Items listed in a dataset |
——

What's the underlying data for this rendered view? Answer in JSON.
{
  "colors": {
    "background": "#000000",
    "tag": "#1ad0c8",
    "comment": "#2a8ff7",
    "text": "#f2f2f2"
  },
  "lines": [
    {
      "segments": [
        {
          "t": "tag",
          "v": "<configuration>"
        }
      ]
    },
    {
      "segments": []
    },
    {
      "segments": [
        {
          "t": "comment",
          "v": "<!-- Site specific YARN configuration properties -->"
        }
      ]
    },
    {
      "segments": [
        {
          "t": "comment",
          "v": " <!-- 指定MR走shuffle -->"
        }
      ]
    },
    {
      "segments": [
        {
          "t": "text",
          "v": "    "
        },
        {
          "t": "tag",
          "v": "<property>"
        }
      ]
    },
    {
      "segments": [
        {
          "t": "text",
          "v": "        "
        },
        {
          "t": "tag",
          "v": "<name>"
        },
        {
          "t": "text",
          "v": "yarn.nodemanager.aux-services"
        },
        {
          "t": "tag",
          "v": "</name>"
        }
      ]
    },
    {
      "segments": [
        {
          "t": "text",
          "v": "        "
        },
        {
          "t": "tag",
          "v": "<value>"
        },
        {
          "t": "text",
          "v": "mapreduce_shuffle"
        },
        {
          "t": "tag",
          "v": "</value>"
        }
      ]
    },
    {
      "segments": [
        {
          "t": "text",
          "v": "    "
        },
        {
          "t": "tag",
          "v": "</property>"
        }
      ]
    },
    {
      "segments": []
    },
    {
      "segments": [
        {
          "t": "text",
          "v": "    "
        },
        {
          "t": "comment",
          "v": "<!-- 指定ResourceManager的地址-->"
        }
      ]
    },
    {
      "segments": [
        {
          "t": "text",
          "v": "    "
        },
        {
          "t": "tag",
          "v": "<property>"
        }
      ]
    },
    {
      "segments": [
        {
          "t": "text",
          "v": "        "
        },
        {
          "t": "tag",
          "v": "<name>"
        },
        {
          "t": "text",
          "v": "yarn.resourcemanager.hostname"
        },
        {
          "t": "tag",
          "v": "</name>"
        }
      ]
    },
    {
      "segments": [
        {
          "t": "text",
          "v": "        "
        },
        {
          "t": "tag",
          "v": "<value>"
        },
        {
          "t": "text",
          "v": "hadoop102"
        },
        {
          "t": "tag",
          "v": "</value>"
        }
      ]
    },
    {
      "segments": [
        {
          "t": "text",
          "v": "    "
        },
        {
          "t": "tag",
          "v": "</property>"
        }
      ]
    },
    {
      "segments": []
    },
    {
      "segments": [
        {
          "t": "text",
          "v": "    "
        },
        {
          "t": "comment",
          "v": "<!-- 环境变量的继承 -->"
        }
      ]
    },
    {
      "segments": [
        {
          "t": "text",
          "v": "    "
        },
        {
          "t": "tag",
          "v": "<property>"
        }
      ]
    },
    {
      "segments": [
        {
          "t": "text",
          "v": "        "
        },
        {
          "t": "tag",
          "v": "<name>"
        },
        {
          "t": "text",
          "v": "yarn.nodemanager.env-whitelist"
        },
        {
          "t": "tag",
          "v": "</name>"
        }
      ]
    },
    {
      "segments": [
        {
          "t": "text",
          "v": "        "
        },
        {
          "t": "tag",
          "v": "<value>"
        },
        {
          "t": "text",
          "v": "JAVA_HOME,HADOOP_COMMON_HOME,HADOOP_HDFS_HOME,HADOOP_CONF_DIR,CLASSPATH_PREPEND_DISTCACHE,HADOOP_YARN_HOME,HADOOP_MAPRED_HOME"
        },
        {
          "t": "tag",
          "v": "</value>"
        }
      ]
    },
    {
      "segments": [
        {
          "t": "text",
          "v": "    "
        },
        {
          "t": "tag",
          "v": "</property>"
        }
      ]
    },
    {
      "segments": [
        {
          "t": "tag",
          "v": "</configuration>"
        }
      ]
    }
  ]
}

——

The request |
Transcribe the material above in its entirety. Match it exactly.

Completed exercise |
What's the underlying data for this rendered view? Answer in JSON.
{
  "colors": {
    "background": "#000000",
    "tag": "#1ad0c8",
    "comment": "#2a8ff7",
    "text": "#f2f2f2"
  },
  "lines": [
    {
      "segments": [
        {
          "t": "tag",
          "v": "<configuration>"
        }
      ]
    },
    {
      "segments": []
    },
    {
      "segments": [
        {
          "t": "comment",
          "v": "<!-- Site specific YARN configuration properties -->"
        }
      ]
    },
    {
      "segments": [
        {
          "t": "comment",
          "v": " <!-- 指定MR走shuffle -->"
        }
      ]
    },
    {
      "segments": [
        {
          "t": "text",
          "v": "    "
        },
        {
          "t": "tag",
          "v": "<property>"
        }
      ]
    },
    {
      "segments": [
        {
          "t": "text",
          "v": "        "
        },
        {
          "t": "tag",
          "v": "<name>"
        },
        {
          "t": "text",
          "v": "yarn.nodemanager.aux-services"
        },
        {
          "t": "tag",
          "v": "</name>"
        }
      ]
    },
    {
      "segments": [
        {
          "t": "text",
          "v": "        "
        },
        {
          "t": "tag",
          "v": "<value>"
        },
        {
          "t": "text",
          "v": "mapreduce_shuffle"
        },
        {
          "t": "tag",
          "v": "</value>"
        }
      ]
    },
    {
      "segments": [
        {
          "t": "text",
          "v": "    "
        },
        {
          "t": "tag",
          "v": "</property>"
        }
      ]
    },
    {
      "segments": []
    },
    {
      "segments": [
        {
          "t": "text",
          "v": "    "
        },
        {
          "t": "comment",
          "v": "<!-- 指定ResourceManager的地址-->"
        }
      ]
    },
    {
      "segments": [
        {
          "t": "text",
          "v": "    "
        },
        {
          "t": "tag",
          "v": "<property>"
        }
      ]
    },
    {
      "segments": [
        {
          "t": "text",
          "v": "        "
        },
        {
          "t": "tag",
          "v": "<name>"
        },
        {
          "t": "text",
          "v": "yarn.resourcemanager.hostname"
        },
        {
          "t": "tag",
          "v": "</name>"
        }
      ]
    },
    {
      "segments": [
        {
          "t": "text",
          "v": "        "
        },
        {
          "t": "tag",
          "v": "<value>"
        },
        {
          "t": "text",
          "v": "hadoop102"
        },
        {
          "t": "tag",
          "v": "</value>"
        }
      ]
    },
    {
      "segments": [
        {
          "t": "text",
          "v": "    "
        },
        {
          "t": "tag",
          "v": "</property>"
        }
      ]
    },
    {
      "segments": []
    },
    {
      "segments": [
        {
          "t": "text",
          "v": "    "
        },
        {
          "t": "comment",
          "v": "<!-- 环境变量的继承 -->"
        }
      ]
    },
    {
      "segments": [
        {
          "t": "text",
          "v": "    "
        },
        {
          "t": "tag",
          "v": "<property>"
        }
      ]
    },
    {
      "segments": [
        {
          "t": "text",
          "v": "        "
        },
        {
          "t": "tag",
          "v": "<name>"
        },
        {
          "t": "text",
          "v": "yarn.nodemanager.env-whitelist"
        },
        {
          "t": "tag",
          "v": "</name>"
        }
      ]
    },
    {
      "segments": [
        {
          "t": "text",
          "v": "        "
        },
        {
          "t": "tag",
          "v": "<value>"
        },
        {
          "t": "text",
          "v": "JAVA_HOME,HADOOP_COMMON_HOME,HADOOP_HDFS_HOME,HADOOP_CONF_DIR,CLASSPATH_PREPEND_DISTCACHE,HADOOP_YARN_HOME,HADOOP_MAPRED_HOME"
        },
        {
          "t": "tag",
          "v": "</value>"
        }
      ]
    },
    {
      "segments": [
        {
          "t": "text",
          "v": "    "
        },
        {
          "t": "tag",
          "v": "</property>"
        }
      ]
    },
    {
      "segments": [
        {
          "t": "tag",
          "v": "</configuration>"
        }
      ]
    }
  ]
}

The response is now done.